Problem requirements
Every line with the word "الله" in it should be extracted from the data that follows.

Supplied records

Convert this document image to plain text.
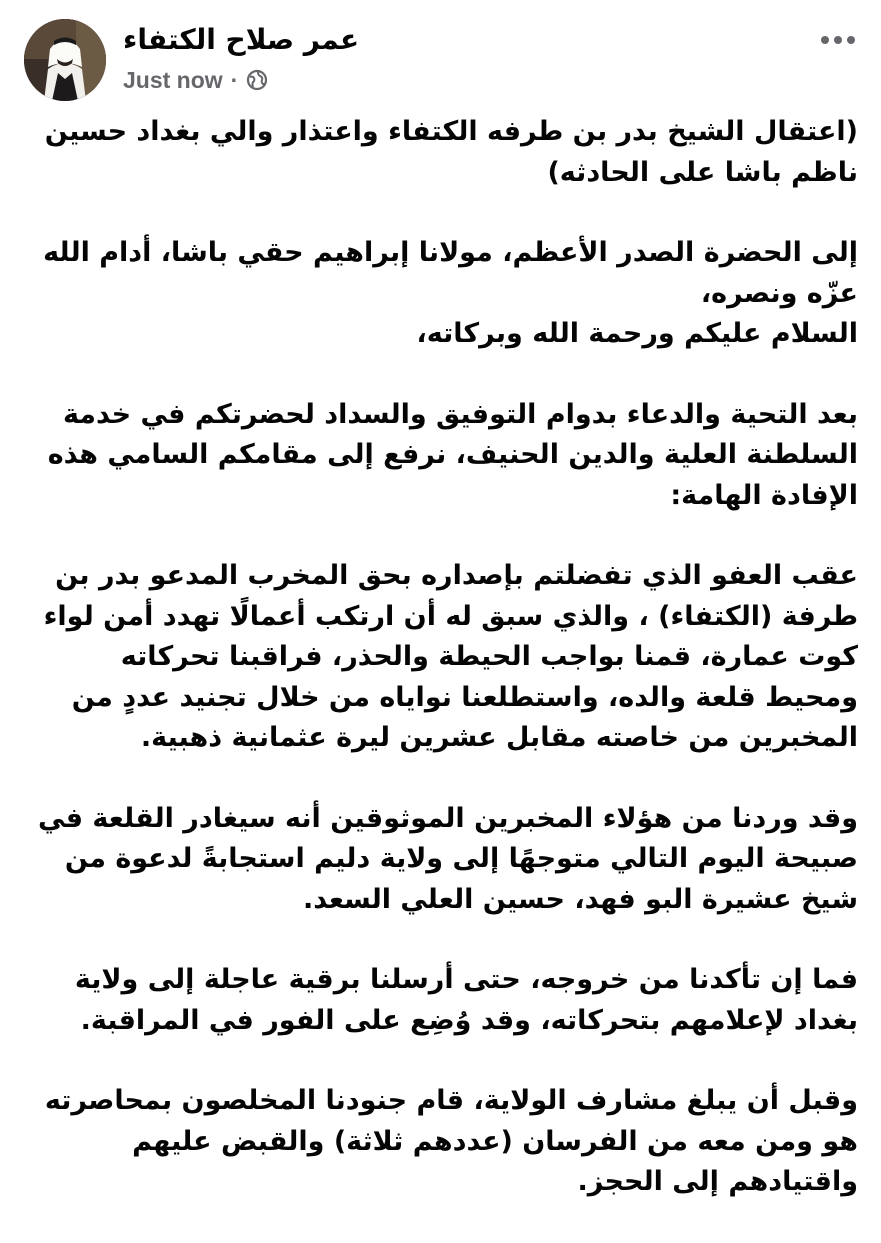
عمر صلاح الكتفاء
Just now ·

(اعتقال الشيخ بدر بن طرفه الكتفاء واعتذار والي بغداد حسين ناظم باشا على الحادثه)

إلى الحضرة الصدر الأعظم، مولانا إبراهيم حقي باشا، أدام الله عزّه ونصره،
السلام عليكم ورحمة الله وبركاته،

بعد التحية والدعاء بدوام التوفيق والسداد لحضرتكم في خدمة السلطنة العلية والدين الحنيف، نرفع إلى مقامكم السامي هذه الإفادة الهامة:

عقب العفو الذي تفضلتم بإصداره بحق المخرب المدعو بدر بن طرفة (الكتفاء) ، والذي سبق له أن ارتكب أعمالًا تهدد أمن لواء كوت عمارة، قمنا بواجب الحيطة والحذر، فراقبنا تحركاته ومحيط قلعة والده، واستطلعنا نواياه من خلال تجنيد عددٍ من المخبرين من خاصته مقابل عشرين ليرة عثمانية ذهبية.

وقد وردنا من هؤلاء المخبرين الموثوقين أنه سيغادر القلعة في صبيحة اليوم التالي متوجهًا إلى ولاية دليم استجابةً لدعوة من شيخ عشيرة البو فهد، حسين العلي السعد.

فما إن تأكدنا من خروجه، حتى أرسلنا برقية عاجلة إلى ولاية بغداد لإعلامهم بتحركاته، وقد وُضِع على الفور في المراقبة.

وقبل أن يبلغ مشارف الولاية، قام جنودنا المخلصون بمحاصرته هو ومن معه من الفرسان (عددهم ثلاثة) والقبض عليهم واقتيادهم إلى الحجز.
* * *
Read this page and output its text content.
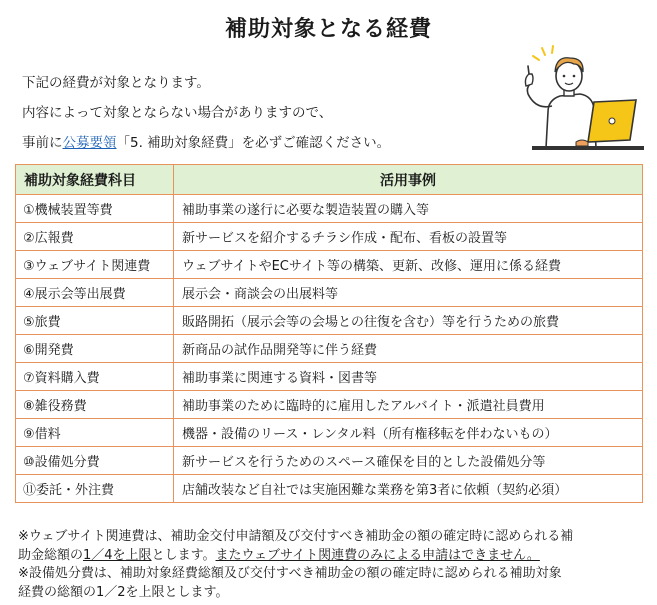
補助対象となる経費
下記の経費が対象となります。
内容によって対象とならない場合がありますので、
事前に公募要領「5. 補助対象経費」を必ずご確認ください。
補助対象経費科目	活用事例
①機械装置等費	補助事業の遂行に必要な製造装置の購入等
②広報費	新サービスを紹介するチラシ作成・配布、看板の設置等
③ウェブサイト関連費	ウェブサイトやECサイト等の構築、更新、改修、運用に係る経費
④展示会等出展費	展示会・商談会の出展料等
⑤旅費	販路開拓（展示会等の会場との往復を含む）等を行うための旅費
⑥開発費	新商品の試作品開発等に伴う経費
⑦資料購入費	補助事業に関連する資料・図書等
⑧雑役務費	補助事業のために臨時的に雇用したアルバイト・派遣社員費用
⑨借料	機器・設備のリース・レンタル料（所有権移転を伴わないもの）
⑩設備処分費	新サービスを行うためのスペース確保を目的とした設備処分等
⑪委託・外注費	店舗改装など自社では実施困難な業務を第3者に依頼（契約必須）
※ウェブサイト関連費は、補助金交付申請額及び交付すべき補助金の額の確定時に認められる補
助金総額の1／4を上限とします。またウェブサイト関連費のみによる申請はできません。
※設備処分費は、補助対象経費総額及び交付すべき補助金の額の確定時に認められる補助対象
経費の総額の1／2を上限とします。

Answer in full
إلى الحضرة الصدر الأعظم، مولانا إبراهيم حقي باشا، أدام الله عزّه ونصره،
السلام عليكم ورحمة الله وبركاته،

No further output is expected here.